(Data tied to figure images)
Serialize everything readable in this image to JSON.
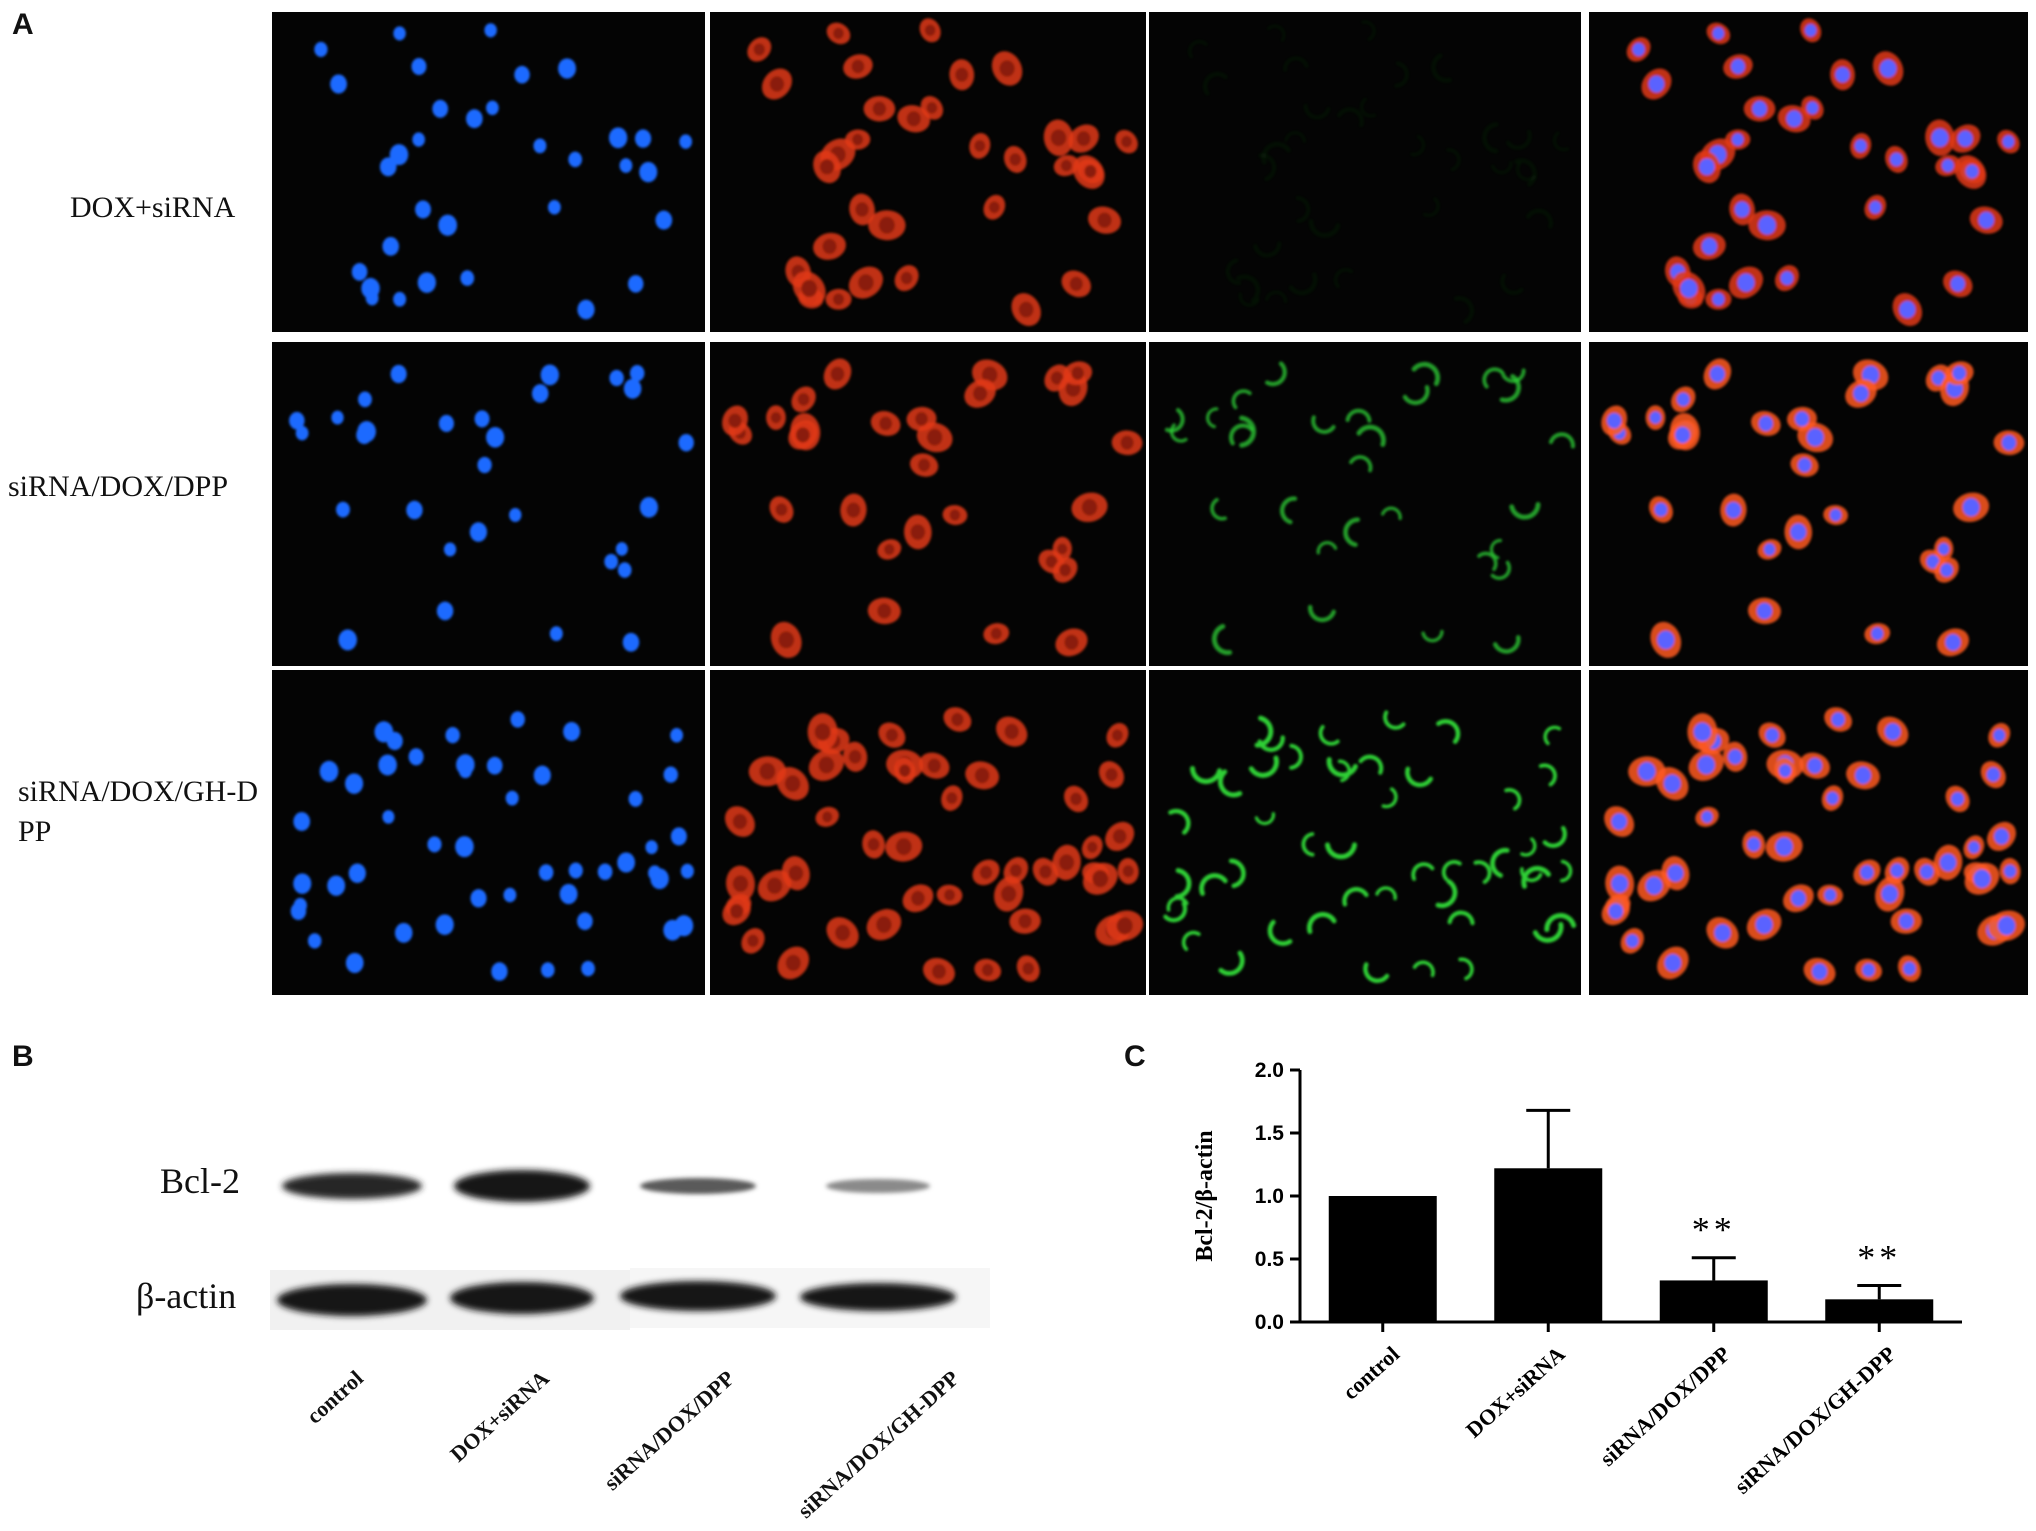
{
  "figure": {
    "panel_labels": {
      "a": "A",
      "b": "B",
      "c": "C"
    }
  },
  "panel_a": {
    "row_labels": [
      "DOX+siRNA",
      "siRNA/DOX/DPP",
      "siRNA/DOX/GH-DPP"
    ],
    "channel_colors": {
      "blue": "#1f6bff",
      "red": "#e23a16",
      "green": "#2fcf35",
      "merge_nucleus": "#5a62ff",
      "merge_cell": "#ff5a22"
    }
  },
  "panel_b": {
    "bands": [
      "Bcl-2",
      "β-actin"
    ],
    "lanes": [
      "control",
      "DOX+siRNA",
      "siRNA/DOX/DPP",
      "siRNA/DOX/GH-DPP"
    ]
  },
  "chart_data": {
    "type": "bar",
    "categories": [
      "control",
      "DOX+siRNA",
      "siRNA/DOX/DPP",
      "siRNA/DOX/GH-DPP"
    ],
    "values": [
      1.0,
      1.22,
      0.33,
      0.18
    ],
    "errors": [
      0.0,
      0.46,
      0.18,
      0.11
    ],
    "significance": [
      "",
      "",
      "**",
      "**"
    ],
    "ylabel": "Bcl-2/β-actin",
    "xlabel": "",
    "ylim": [
      0,
      2.0
    ],
    "yticks": [
      "0.0",
      "0.5",
      "1.0",
      "1.5",
      "2.0"
    ],
    "bar_color": "#000000",
    "grid": false
  }
}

▸ TASK STATEMENT: Output, exactly, all the records above; include no pictures.

▸ THE SOLUTION:
Serialize everything readable in this image to JSON.
{
  "figure": {
    "panel_labels": {
      "a": "A",
      "b": "B",
      "c": "C"
    }
  },
  "panel_a": {
    "row_labels": [
      "DOX+siRNA",
      "siRNA/DOX/DPP",
      "siRNA/DOX/GH-DPP"
    ],
    "channel_colors": {
      "blue": "#1f6bff",
      "red": "#e23a16",
      "green": "#2fcf35",
      "merge_nucleus": "#5a62ff",
      "merge_cell": "#ff5a22"
    }
  },
  "panel_b": {
    "bands": [
      "Bcl-2",
      "β-actin"
    ],
    "lanes": [
      "control",
      "DOX+siRNA",
      "siRNA/DOX/DPP",
      "siRNA/DOX/GH-DPP"
    ]
  },
  "chart_data": {
    "type": "bar",
    "categories": [
      "control",
      "DOX+siRNA",
      "siRNA/DOX/DPP",
      "siRNA/DOX/GH-DPP"
    ],
    "values": [
      1.0,
      1.22,
      0.33,
      0.18
    ],
    "errors": [
      0.0,
      0.46,
      0.18,
      0.11
    ],
    "significance": [
      "",
      "",
      "**",
      "**"
    ],
    "ylabel": "Bcl-2/β-actin",
    "xlabel": "",
    "ylim": [
      0,
      2.0
    ],
    "yticks": [
      "0.0",
      "0.5",
      "1.0",
      "1.5",
      "2.0"
    ],
    "bar_color": "#000000",
    "grid": false
  }
}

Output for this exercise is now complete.